(Stored data)
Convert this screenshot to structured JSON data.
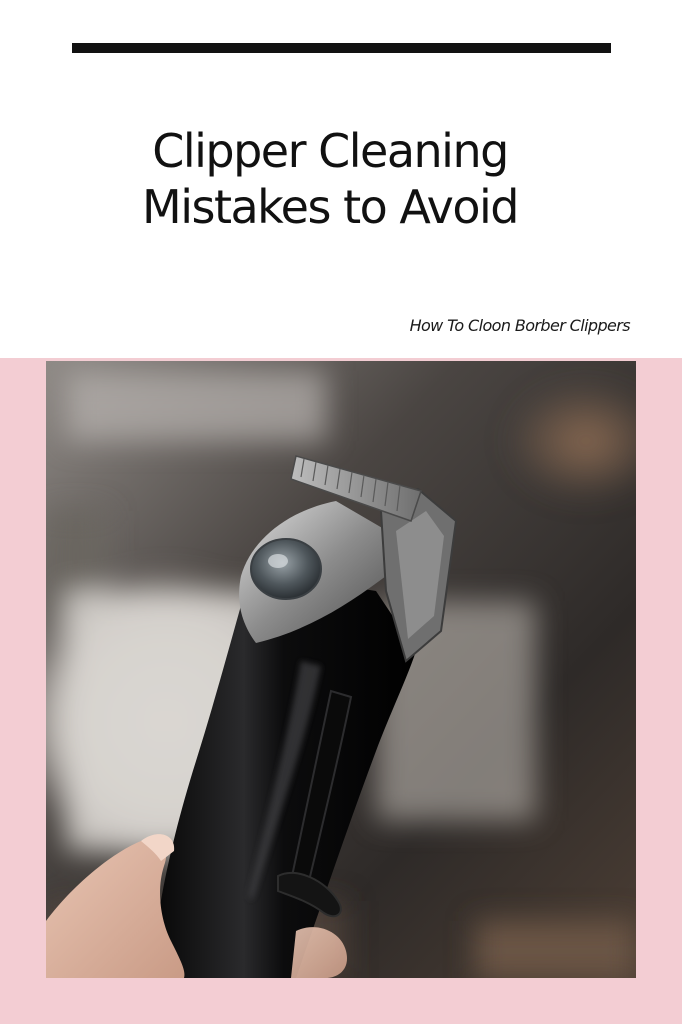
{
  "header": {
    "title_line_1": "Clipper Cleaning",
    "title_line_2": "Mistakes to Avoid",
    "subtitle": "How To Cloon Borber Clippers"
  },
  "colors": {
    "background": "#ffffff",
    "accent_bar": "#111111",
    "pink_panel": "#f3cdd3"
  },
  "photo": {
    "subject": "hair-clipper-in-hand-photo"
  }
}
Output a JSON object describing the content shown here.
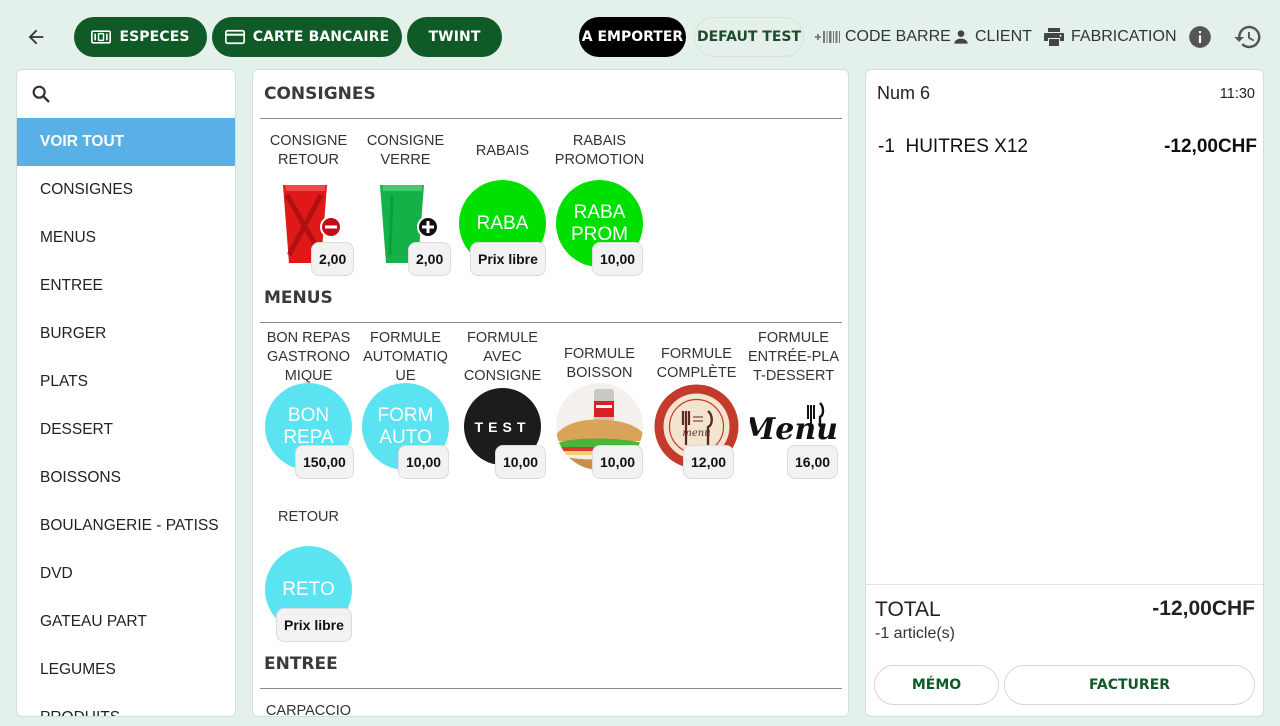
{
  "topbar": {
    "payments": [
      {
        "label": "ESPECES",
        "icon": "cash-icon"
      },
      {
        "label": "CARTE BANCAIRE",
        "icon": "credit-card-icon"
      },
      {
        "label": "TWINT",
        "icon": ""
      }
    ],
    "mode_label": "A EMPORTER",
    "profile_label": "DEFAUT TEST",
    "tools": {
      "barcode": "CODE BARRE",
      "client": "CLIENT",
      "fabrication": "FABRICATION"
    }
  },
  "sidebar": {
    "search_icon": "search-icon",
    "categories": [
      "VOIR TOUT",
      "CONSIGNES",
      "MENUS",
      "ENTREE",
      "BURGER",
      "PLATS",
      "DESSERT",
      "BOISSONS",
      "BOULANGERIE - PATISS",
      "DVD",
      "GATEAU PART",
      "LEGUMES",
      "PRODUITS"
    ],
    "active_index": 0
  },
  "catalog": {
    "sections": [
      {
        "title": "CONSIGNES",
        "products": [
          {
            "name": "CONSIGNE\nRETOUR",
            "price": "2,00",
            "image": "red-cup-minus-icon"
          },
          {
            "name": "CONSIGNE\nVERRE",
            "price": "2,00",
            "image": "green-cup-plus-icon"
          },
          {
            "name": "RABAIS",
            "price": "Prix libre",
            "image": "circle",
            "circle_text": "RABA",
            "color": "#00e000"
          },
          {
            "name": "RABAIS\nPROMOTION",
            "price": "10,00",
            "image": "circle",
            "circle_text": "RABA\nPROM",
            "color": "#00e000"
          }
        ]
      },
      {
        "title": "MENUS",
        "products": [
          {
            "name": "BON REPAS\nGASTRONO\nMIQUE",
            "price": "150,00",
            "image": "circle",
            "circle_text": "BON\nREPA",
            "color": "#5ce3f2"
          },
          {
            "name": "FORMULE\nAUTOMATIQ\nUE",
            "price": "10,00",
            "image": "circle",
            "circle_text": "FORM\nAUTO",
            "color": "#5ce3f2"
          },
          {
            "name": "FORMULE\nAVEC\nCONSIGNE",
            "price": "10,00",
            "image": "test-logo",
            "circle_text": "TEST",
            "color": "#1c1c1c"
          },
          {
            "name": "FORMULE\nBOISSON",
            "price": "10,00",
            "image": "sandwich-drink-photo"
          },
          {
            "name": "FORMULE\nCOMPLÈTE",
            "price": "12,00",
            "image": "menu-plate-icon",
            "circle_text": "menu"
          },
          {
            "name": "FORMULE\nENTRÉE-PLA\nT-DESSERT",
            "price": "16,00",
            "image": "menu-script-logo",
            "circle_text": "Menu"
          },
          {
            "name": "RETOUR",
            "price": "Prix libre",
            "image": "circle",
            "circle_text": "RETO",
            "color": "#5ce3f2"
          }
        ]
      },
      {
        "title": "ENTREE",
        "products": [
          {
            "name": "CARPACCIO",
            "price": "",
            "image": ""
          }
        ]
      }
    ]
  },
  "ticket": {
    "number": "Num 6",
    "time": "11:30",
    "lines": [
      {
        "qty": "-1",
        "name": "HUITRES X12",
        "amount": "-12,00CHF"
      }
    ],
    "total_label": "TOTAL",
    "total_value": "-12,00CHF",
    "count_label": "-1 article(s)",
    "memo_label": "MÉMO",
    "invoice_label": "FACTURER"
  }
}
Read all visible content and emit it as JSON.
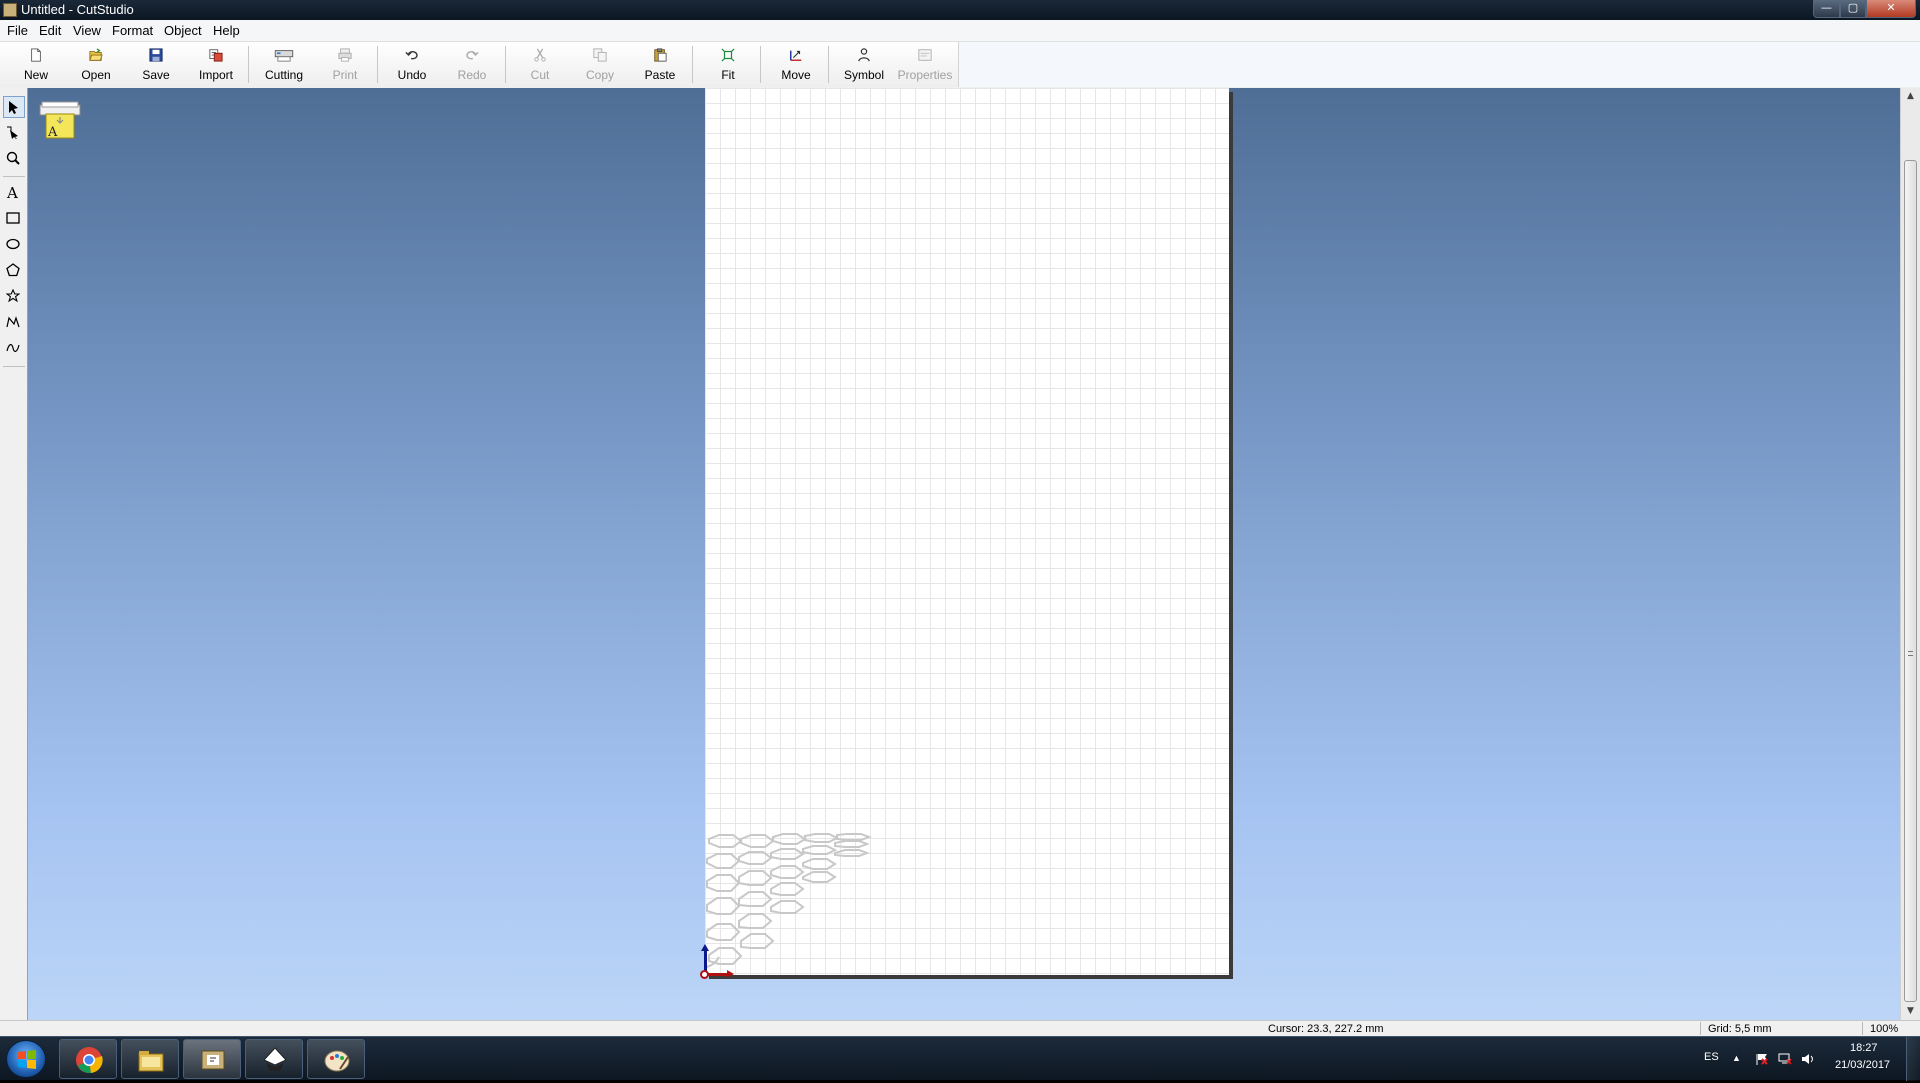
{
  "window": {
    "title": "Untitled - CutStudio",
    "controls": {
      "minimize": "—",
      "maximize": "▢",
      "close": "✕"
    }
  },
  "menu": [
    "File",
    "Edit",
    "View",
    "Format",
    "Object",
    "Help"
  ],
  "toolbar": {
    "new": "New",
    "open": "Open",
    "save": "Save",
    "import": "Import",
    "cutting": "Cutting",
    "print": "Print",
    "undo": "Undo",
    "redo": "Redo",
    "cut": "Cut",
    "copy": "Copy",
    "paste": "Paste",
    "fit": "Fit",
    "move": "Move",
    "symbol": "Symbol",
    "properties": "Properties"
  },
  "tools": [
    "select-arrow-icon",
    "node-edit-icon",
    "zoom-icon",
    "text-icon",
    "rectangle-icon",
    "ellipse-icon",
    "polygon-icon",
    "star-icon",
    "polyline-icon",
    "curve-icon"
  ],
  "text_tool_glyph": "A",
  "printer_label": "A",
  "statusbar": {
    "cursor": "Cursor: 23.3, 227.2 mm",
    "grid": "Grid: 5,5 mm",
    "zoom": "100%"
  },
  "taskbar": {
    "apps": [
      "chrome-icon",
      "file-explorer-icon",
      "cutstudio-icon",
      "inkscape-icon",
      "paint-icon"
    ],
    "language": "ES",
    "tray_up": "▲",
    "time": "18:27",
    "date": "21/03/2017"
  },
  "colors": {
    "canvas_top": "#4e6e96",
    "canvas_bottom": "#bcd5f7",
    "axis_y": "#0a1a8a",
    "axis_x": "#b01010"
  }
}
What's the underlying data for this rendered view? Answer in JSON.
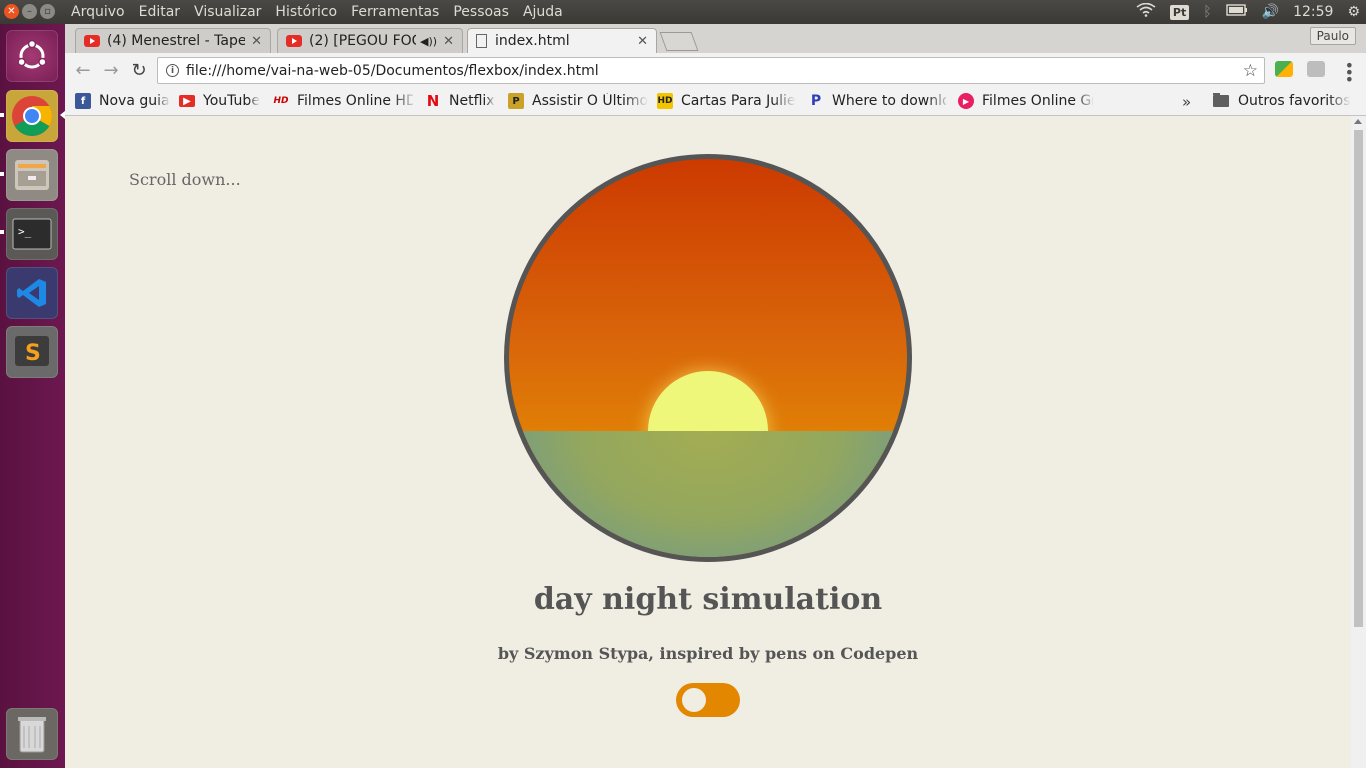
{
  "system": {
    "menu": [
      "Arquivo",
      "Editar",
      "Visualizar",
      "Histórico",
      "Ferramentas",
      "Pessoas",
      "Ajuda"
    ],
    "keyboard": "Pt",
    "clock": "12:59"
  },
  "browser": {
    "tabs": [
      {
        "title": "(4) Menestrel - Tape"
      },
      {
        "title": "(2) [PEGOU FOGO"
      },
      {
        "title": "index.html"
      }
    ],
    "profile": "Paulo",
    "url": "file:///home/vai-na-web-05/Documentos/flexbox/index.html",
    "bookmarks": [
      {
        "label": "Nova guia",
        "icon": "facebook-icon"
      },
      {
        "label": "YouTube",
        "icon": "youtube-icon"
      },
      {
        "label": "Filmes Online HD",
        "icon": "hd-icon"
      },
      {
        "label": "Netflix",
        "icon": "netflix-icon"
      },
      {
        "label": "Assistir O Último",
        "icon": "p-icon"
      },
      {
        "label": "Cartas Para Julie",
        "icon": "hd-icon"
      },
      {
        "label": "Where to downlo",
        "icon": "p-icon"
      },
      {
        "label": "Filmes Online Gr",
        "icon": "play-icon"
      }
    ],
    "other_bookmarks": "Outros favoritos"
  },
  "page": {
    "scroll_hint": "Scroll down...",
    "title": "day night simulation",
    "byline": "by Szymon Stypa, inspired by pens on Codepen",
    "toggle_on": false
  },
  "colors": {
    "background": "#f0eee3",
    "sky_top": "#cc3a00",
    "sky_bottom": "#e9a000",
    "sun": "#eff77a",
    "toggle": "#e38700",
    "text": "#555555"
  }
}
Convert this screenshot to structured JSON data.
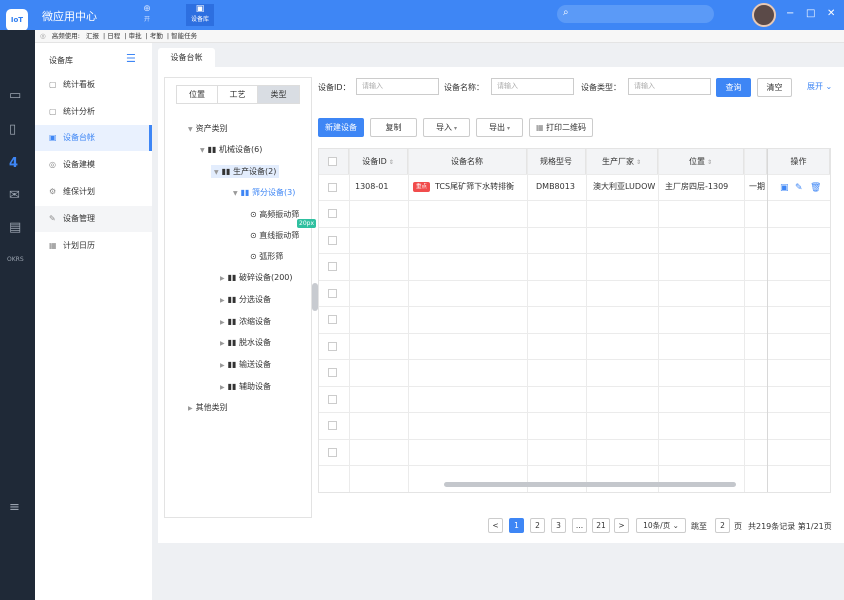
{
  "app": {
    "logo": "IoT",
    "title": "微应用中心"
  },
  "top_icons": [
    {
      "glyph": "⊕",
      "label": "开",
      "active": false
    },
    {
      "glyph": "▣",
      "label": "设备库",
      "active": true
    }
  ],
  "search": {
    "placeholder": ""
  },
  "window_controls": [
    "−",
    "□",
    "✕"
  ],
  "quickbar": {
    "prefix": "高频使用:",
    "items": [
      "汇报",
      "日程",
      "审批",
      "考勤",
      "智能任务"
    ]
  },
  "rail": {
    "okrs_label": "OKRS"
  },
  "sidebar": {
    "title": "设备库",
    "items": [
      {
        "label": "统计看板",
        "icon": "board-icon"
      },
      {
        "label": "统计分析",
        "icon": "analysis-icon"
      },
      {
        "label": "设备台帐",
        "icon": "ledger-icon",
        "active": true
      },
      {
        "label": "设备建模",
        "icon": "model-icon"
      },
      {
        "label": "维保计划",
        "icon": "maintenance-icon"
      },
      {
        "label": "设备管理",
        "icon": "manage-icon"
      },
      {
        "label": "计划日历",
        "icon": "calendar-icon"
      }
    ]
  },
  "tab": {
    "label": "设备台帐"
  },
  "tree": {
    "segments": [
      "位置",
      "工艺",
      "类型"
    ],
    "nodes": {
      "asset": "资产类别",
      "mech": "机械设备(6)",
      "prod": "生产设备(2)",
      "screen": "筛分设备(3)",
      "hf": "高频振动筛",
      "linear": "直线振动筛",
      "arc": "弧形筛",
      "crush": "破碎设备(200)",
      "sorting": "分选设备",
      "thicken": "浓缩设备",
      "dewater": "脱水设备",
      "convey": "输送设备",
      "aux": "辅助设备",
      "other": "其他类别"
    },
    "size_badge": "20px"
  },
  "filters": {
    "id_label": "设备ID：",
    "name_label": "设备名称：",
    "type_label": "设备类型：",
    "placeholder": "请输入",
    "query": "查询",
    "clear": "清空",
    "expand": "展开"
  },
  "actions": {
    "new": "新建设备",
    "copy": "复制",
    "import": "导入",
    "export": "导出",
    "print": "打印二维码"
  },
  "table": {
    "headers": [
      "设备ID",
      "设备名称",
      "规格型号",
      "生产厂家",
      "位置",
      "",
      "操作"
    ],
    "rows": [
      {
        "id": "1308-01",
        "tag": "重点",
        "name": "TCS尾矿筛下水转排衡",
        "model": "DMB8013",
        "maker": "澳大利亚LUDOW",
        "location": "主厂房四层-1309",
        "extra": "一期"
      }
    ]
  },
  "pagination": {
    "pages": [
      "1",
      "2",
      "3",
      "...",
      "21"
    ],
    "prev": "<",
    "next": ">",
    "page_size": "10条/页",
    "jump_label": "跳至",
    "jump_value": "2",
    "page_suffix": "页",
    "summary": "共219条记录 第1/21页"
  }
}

### What the task requires
Find the word "RABAIS" in the data and copy out each line where it turns up.

### Written response
            "name": "RABAIS",
            "name": "RABAIS\nPROMOTION",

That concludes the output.